— REQUIREMENTS —
Reproduce the lines below, replacing every "peak-point" with "peak-marker" and leaving everything else unchanged.
============================================================
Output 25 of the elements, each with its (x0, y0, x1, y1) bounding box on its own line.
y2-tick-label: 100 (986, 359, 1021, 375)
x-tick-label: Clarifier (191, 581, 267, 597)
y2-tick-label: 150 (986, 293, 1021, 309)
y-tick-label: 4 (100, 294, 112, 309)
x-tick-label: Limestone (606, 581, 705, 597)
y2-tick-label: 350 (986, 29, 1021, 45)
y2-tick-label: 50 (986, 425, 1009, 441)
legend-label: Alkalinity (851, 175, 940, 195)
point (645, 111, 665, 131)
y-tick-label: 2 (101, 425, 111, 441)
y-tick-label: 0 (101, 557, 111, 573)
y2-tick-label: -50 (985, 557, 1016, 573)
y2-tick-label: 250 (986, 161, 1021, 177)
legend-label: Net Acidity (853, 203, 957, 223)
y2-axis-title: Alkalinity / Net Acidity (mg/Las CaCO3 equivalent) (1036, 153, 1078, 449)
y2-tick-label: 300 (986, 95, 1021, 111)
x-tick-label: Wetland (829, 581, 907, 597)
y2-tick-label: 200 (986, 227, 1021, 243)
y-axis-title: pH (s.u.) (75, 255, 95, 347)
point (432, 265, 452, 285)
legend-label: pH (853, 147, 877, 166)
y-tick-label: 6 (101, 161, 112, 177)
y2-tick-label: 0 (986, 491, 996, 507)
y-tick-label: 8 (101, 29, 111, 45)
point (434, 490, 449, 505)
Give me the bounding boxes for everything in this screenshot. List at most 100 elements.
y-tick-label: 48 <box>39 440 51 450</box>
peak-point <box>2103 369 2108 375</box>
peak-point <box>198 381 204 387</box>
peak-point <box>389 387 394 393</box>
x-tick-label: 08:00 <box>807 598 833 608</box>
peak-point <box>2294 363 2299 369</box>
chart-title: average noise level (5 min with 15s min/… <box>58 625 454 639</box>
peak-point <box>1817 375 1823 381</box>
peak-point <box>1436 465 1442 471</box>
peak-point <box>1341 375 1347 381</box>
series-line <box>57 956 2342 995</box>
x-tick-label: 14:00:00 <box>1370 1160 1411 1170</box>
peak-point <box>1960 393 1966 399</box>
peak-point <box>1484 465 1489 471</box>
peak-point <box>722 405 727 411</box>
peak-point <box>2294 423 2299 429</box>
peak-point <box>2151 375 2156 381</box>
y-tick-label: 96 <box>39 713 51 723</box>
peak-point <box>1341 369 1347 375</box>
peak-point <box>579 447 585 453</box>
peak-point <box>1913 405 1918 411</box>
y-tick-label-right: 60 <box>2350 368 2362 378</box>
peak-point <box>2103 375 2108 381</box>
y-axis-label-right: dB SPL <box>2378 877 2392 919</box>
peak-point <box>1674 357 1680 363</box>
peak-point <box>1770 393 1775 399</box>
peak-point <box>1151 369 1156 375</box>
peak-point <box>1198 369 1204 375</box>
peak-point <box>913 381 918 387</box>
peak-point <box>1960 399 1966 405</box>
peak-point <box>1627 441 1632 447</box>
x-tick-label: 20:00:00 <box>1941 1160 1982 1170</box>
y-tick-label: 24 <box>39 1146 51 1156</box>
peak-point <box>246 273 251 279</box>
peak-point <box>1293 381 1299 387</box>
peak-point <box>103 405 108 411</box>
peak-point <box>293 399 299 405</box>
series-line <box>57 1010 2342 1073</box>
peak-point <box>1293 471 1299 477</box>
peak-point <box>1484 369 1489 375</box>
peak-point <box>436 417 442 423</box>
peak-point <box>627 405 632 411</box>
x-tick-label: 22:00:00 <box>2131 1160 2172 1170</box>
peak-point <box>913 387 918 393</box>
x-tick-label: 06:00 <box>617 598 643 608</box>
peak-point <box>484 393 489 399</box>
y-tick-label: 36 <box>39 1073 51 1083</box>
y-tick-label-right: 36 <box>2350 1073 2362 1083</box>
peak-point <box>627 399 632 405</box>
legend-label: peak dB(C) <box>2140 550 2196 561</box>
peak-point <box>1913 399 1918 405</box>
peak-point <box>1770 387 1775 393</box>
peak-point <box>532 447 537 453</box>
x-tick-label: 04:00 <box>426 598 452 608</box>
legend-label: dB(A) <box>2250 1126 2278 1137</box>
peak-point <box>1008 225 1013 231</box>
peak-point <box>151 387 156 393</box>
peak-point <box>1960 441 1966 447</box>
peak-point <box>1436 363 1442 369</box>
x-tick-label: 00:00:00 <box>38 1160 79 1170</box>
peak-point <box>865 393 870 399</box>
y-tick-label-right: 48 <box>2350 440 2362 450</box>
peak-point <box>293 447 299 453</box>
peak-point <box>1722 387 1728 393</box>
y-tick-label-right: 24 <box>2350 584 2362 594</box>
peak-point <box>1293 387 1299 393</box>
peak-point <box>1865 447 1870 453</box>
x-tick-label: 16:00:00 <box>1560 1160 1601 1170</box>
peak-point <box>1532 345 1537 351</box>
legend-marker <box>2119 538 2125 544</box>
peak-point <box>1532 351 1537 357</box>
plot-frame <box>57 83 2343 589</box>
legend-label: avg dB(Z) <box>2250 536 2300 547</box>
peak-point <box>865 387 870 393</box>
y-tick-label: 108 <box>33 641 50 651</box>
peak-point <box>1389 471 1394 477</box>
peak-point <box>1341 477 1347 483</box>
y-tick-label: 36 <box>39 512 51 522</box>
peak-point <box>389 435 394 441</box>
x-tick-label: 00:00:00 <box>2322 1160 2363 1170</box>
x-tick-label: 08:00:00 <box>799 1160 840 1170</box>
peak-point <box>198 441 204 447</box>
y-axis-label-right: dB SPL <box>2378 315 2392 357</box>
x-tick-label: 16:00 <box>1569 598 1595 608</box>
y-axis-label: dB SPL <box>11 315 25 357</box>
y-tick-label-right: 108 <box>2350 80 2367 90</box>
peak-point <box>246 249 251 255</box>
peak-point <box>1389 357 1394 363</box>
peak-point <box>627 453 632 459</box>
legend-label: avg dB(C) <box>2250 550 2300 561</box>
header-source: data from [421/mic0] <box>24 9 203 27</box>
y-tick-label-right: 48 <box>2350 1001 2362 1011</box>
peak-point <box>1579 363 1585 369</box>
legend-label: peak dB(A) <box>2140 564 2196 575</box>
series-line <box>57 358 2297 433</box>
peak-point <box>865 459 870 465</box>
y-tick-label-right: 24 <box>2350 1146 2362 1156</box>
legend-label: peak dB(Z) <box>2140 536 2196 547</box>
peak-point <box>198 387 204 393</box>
============================================================
— RESULT OF THIS EXERCISE —
Output 25 of the elements, each with its (x0, y0, x1, y1) bounding box on its own line.
y2-tick-label: 100 (986, 359, 1021, 375)
x-tick-label: Clarifier (191, 581, 267, 597)
y2-tick-label: 150 (986, 293, 1021, 309)
y-tick-label: 4 (100, 294, 112, 309)
x-tick-label: Limestone (606, 581, 705, 597)
y2-tick-label: 350 (986, 29, 1021, 45)
y2-tick-label: 50 (986, 425, 1009, 441)
legend-label: Alkalinity (851, 175, 940, 195)
point (645, 111, 665, 131)
y-tick-label: 2 (101, 425, 111, 441)
y-tick-label: 0 (101, 557, 111, 573)
y2-tick-label: -50 (985, 557, 1016, 573)
y2-tick-label: 250 (986, 161, 1021, 177)
legend-label: Net Acidity (853, 203, 957, 223)
y2-axis-title: Alkalinity / Net Acidity (mg/Las CaCO3 equivalent) (1036, 153, 1078, 449)
y2-tick-label: 300 (986, 95, 1021, 111)
x-tick-label: Wetland (829, 581, 907, 597)
y2-tick-label: 200 (986, 227, 1021, 243)
y-axis-title: pH (s.u.) (75, 255, 95, 347)
point (432, 265, 452, 285)
legend-label: pH (853, 147, 877, 166)
y-tick-label: 6 (101, 161, 112, 177)
y2-tick-label: 0 (986, 491, 996, 507)
y-tick-label: 8 (101, 29, 111, 45)
point (434, 490, 449, 505)
Give me the bounding boxes for everything in this screenshot. List at most 100 elements.
y-tick-label: 48 <box>39 440 51 450</box>
peak-marker <box>2103 369 2108 375</box>
peak-marker <box>198 381 204 387</box>
peak-marker <box>389 387 394 393</box>
x-tick-label: 08:00 <box>807 598 833 608</box>
peak-marker <box>2294 363 2299 369</box>
chart-title: average noise level (5 min with 15s min/… <box>58 625 454 639</box>
peak-marker <box>1817 375 1823 381</box>
peak-marker <box>1436 465 1442 471</box>
peak-marker <box>1341 375 1347 381</box>
series-line <box>57 956 2342 995</box>
x-tick-label: 14:00:00 <box>1370 1160 1411 1170</box>
peak-marker <box>1960 393 1966 399</box>
peak-marker <box>1484 465 1489 471</box>
peak-marker <box>722 405 727 411</box>
peak-marker <box>2294 423 2299 429</box>
peak-marker <box>2151 375 2156 381</box>
y-tick-label: 96 <box>39 713 51 723</box>
peak-marker <box>1341 369 1347 375</box>
peak-marker <box>579 447 585 453</box>
peak-marker <box>1913 405 1918 411</box>
y-tick-label-right: 60 <box>2350 368 2362 378</box>
peak-marker <box>2103 375 2108 381</box>
y-axis-label-right: dB SPL <box>2378 877 2392 919</box>
peak-marker <box>1674 357 1680 363</box>
peak-marker <box>1770 393 1775 399</box>
peak-marker <box>1151 369 1156 375</box>
peak-marker <box>1198 369 1204 375</box>
peak-marker <box>913 381 918 387</box>
peak-marker <box>1960 399 1966 405</box>
peak-marker <box>1627 441 1632 447</box>
x-tick-label: 20:00:00 <box>1941 1160 1982 1170</box>
y-tick-label: 24 <box>39 1146 51 1156</box>
peak-marker <box>246 273 251 279</box>
peak-marker <box>1293 381 1299 387</box>
peak-marker <box>103 405 108 411</box>
peak-marker <box>293 399 299 405</box>
series-line <box>57 1010 2342 1073</box>
peak-marker <box>1293 471 1299 477</box>
peak-marker <box>1484 369 1489 375</box>
peak-marker <box>436 417 442 423</box>
peak-marker <box>627 405 632 411</box>
x-tick-label: 22:00:00 <box>2131 1160 2172 1170</box>
peak-marker <box>913 387 918 393</box>
x-tick-label: 06:00 <box>617 598 643 608</box>
peak-marker <box>484 393 489 399</box>
y-tick-label: 36 <box>39 1073 51 1083</box>
y-tick-label-right: 36 <box>2350 1073 2362 1083</box>
peak-marker <box>627 399 632 405</box>
legend-label: peak dB(C) <box>2140 550 2196 561</box>
peak-marker <box>1913 399 1918 405</box>
peak-marker <box>1770 387 1775 393</box>
peak-marker <box>532 447 537 453</box>
x-tick-label: 04:00 <box>426 598 452 608</box>
legend-label: dB(A) <box>2250 1126 2278 1137</box>
peak-marker <box>1008 225 1013 231</box>
peak-marker <box>151 387 156 393</box>
peak-marker <box>1960 441 1966 447</box>
peak-marker <box>1436 363 1442 369</box>
x-tick-label: 00:00:00 <box>38 1160 79 1170</box>
peak-marker <box>865 393 870 399</box>
y-tick-label-right: 48 <box>2350 440 2362 450</box>
peak-marker <box>293 447 299 453</box>
peak-marker <box>1722 387 1728 393</box>
y-tick-label-right: 24 <box>2350 584 2362 594</box>
peak-marker <box>1293 387 1299 393</box>
peak-marker <box>1865 447 1870 453</box>
x-tick-label: 16:00:00 <box>1560 1160 1601 1170</box>
peak-marker <box>1532 345 1537 351</box>
legend-marker <box>2119 538 2125 544</box>
peak-marker <box>1532 351 1537 357</box>
plot-frame <box>57 83 2343 589</box>
legend-label: avg dB(Z) <box>2250 536 2300 547</box>
peak-marker <box>865 387 870 393</box>
y-tick-label: 108 <box>33 641 50 651</box>
peak-marker <box>1389 471 1394 477</box>
peak-marker <box>1341 477 1347 483</box>
y-tick-label: 36 <box>39 512 51 522</box>
peak-marker <box>389 435 394 441</box>
x-tick-label: 00:00:00 <box>2322 1160 2363 1170</box>
x-tick-label: 08:00:00 <box>799 1160 840 1170</box>
peak-marker <box>198 441 204 447</box>
y-axis-label-right: dB SPL <box>2378 315 2392 357</box>
x-tick-label: 16:00 <box>1569 598 1595 608</box>
y-axis-label: dB SPL <box>11 315 25 357</box>
y-tick-label-right: 108 <box>2350 80 2367 90</box>
peak-marker <box>246 249 251 255</box>
peak-marker <box>1389 357 1394 363</box>
peak-marker <box>627 453 632 459</box>
legend-label: avg dB(C) <box>2250 550 2300 561</box>
header-source: data from [421/mic0] <box>24 9 203 27</box>
y-tick-label-right: 48 <box>2350 1001 2362 1011</box>
peak-marker <box>1579 363 1585 369</box>
legend-label: peak dB(A) <box>2140 564 2196 575</box>
series-line <box>57 358 2297 433</box>
peak-marker <box>865 459 870 465</box>
y-tick-label-right: 24 <box>2350 1146 2362 1156</box>
legend-label: peak dB(Z) <box>2140 536 2196 547</box>
peak-marker <box>198 387 204 393</box>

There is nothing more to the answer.